Dataset entries
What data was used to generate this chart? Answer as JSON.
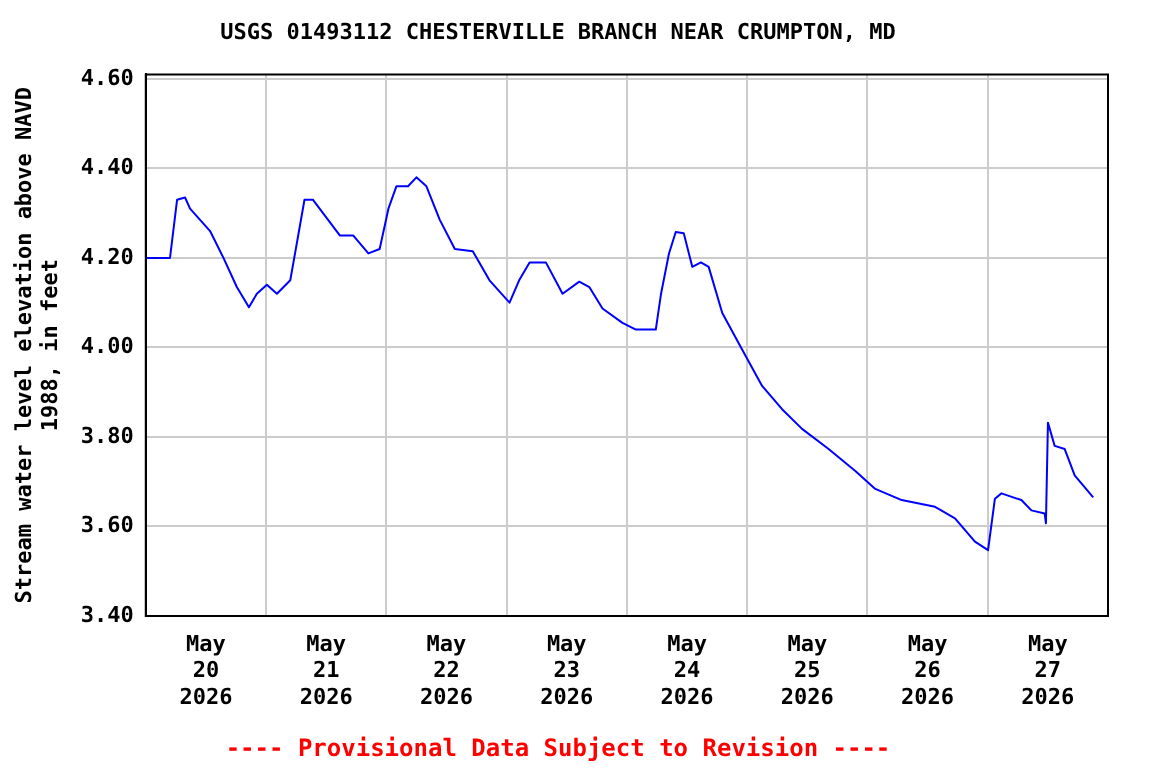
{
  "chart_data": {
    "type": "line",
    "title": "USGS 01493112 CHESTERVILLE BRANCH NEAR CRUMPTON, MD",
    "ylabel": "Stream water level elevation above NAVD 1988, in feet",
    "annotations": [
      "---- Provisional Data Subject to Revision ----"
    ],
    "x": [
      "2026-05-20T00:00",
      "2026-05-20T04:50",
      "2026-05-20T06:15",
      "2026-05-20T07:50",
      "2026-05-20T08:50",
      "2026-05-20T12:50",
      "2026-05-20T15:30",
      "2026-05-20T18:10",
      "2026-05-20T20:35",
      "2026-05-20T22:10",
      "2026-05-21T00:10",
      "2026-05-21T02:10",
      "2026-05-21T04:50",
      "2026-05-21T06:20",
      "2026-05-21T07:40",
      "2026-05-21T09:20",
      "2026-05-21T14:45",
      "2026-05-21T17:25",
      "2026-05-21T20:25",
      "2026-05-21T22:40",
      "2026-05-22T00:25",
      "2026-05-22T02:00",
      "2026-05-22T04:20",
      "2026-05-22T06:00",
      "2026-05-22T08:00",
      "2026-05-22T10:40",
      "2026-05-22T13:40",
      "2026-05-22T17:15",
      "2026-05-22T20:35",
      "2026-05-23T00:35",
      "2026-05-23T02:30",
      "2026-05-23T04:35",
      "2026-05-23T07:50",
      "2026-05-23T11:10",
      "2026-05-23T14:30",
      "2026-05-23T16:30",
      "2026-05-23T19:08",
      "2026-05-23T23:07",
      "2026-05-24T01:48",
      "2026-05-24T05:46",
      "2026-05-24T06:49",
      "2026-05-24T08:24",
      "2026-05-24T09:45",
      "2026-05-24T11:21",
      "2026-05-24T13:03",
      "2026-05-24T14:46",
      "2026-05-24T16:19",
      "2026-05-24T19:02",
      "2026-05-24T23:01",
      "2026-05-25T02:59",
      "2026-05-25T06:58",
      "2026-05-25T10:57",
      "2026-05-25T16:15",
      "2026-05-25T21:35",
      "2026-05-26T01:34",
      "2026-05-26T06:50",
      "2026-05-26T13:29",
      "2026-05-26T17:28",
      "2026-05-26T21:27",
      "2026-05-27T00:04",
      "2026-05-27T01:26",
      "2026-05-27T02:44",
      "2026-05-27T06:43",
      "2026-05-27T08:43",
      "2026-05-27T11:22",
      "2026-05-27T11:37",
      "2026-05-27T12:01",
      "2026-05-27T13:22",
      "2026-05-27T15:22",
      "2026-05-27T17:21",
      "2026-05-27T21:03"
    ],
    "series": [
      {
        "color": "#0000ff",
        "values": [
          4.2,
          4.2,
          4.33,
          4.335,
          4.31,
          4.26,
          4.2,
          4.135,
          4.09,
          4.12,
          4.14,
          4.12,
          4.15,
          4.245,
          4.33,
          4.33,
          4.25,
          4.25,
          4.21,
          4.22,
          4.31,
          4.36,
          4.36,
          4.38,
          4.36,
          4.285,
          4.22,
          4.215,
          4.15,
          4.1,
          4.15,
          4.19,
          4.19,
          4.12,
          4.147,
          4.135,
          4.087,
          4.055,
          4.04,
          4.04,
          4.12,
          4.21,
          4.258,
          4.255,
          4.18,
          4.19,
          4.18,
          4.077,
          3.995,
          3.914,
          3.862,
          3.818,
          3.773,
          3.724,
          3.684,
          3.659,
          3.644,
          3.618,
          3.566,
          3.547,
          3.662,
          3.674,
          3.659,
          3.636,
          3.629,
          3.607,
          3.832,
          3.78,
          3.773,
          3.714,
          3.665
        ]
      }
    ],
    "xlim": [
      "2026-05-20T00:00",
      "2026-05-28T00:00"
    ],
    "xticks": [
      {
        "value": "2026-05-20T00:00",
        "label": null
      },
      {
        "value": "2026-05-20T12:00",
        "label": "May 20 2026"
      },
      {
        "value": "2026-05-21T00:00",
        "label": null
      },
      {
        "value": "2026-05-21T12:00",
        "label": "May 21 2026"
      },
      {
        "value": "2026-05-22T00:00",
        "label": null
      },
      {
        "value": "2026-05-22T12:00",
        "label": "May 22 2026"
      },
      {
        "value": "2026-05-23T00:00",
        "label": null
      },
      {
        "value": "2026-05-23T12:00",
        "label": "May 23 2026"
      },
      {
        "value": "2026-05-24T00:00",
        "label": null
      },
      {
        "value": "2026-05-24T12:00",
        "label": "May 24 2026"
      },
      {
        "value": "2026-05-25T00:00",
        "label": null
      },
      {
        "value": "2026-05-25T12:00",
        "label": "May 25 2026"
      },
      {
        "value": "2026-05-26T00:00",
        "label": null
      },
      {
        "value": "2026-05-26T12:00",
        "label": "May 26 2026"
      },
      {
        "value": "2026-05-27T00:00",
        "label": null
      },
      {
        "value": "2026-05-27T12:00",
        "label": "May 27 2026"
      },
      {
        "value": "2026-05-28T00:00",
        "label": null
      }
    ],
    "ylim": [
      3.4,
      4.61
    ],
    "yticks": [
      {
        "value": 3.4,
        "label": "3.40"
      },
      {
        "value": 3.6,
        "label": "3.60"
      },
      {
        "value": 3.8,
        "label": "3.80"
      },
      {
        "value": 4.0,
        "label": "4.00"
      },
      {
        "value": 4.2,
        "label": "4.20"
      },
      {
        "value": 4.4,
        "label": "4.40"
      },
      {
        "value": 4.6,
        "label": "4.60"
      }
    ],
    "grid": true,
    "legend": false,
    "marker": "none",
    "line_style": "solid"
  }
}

Stated goal
All of the data needs repeating exactly, but the pictures do not.

Result for this task
What data was used to generate this chart? Answer as JSON.
{
  "chart_data": {
    "type": "line",
    "title": "USGS 01493112 CHESTERVILLE BRANCH NEAR CRUMPTON, MD",
    "ylabel": "Stream water level elevation above NAVD 1988, in feet",
    "annotations": [
      "---- Provisional Data Subject to Revision ----"
    ],
    "x": [
      "2026-05-20T00:00",
      "2026-05-20T04:50",
      "2026-05-20T06:15",
      "2026-05-20T07:50",
      "2026-05-20T08:50",
      "2026-05-20T12:50",
      "2026-05-20T15:30",
      "2026-05-20T18:10",
      "2026-05-20T20:35",
      "2026-05-20T22:10",
      "2026-05-21T00:10",
      "2026-05-21T02:10",
      "2026-05-21T04:50",
      "2026-05-21T06:20",
      "2026-05-21T07:40",
      "2026-05-21T09:20",
      "2026-05-21T14:45",
      "2026-05-21T17:25",
      "2026-05-21T20:25",
      "2026-05-21T22:40",
      "2026-05-22T00:25",
      "2026-05-22T02:00",
      "2026-05-22T04:20",
      "2026-05-22T06:00",
      "2026-05-22T08:00",
      "2026-05-22T10:40",
      "2026-05-22T13:40",
      "2026-05-22T17:15",
      "2026-05-22T20:35",
      "2026-05-23T00:35",
      "2026-05-23T02:30",
      "2026-05-23T04:35",
      "2026-05-23T07:50",
      "2026-05-23T11:10",
      "2026-05-23T14:30",
      "2026-05-23T16:30",
      "2026-05-23T19:08",
      "2026-05-23T23:07",
      "2026-05-24T01:48",
      "2026-05-24T05:46",
      "2026-05-24T06:49",
      "2026-05-24T08:24",
      "2026-05-24T09:45",
      "2026-05-24T11:21",
      "2026-05-24T13:03",
      "2026-05-24T14:46",
      "2026-05-24T16:19",
      "2026-05-24T19:02",
      "2026-05-24T23:01",
      "2026-05-25T02:59",
      "2026-05-25T06:58",
      "2026-05-25T10:57",
      "2026-05-25T16:15",
      "2026-05-25T21:35",
      "2026-05-26T01:34",
      "2026-05-26T06:50",
      "2026-05-26T13:29",
      "2026-05-26T17:28",
      "2026-05-26T21:27",
      "2026-05-27T00:04",
      "2026-05-27T01:26",
      "2026-05-27T02:44",
      "2026-05-27T06:43",
      "2026-05-27T08:43",
      "2026-05-27T11:22",
      "2026-05-27T11:37",
      "2026-05-27T12:01",
      "2026-05-27T13:22",
      "2026-05-27T15:22",
      "2026-05-27T17:21",
      "2026-05-27T21:03"
    ],
    "series": [
      {
        "color": "#0000ff",
        "values": [
          4.2,
          4.2,
          4.33,
          4.335,
          4.31,
          4.26,
          4.2,
          4.135,
          4.09,
          4.12,
          4.14,
          4.12,
          4.15,
          4.245,
          4.33,
          4.33,
          4.25,
          4.25,
          4.21,
          4.22,
          4.31,
          4.36,
          4.36,
          4.38,
          4.36,
          4.285,
          4.22,
          4.215,
          4.15,
          4.1,
          4.15,
          4.19,
          4.19,
          4.12,
          4.147,
          4.135,
          4.087,
          4.055,
          4.04,
          4.04,
          4.12,
          4.21,
          4.258,
          4.255,
          4.18,
          4.19,
          4.18,
          4.077,
          3.995,
          3.914,
          3.862,
          3.818,
          3.773,
          3.724,
          3.684,
          3.659,
          3.644,
          3.618,
          3.566,
          3.547,
          3.662,
          3.674,
          3.659,
          3.636,
          3.629,
          3.607,
          3.832,
          3.78,
          3.773,
          3.714,
          3.665
        ]
      }
    ],
    "xlim": [
      "2026-05-20T00:00",
      "2026-05-28T00:00"
    ],
    "xticks": [
      {
        "value": "2026-05-20T00:00",
        "label": null
      },
      {
        "value": "2026-05-20T12:00",
        "label": "May 20 2026"
      },
      {
        "value": "2026-05-21T00:00",
        "label": null
      },
      {
        "value": "2026-05-21T12:00",
        "label": "May 21 2026"
      },
      {
        "value": "2026-05-22T00:00",
        "label": null
      },
      {
        "value": "2026-05-22T12:00",
        "label": "May 22 2026"
      },
      {
        "value": "2026-05-23T00:00",
        "label": null
      },
      {
        "value": "2026-05-23T12:00",
        "label": "May 23 2026"
      },
      {
        "value": "2026-05-24T00:00",
        "label": null
      },
      {
        "value": "2026-05-24T12:00",
        "label": "May 24 2026"
      },
      {
        "value": "2026-05-25T00:00",
        "label": null
      },
      {
        "value": "2026-05-25T12:00",
        "label": "May 25 2026"
      },
      {
        "value": "2026-05-26T00:00",
        "label": null
      },
      {
        "value": "2026-05-26T12:00",
        "label": "May 26 2026"
      },
      {
        "value": "2026-05-27T00:00",
        "label": null
      },
      {
        "value": "2026-05-27T12:00",
        "label": "May 27 2026"
      },
      {
        "value": "2026-05-28T00:00",
        "label": null
      }
    ],
    "ylim": [
      3.4,
      4.61
    ],
    "yticks": [
      {
        "value": 3.4,
        "label": "3.40"
      },
      {
        "value": 3.6,
        "label": "3.60"
      },
      {
        "value": 3.8,
        "label": "3.80"
      },
      {
        "value": 4.0,
        "label": "4.00"
      },
      {
        "value": 4.2,
        "label": "4.20"
      },
      {
        "value": 4.4,
        "label": "4.40"
      },
      {
        "value": 4.6,
        "label": "4.60"
      }
    ],
    "grid": true,
    "legend": false,
    "marker": "none",
    "line_style": "solid"
  }
}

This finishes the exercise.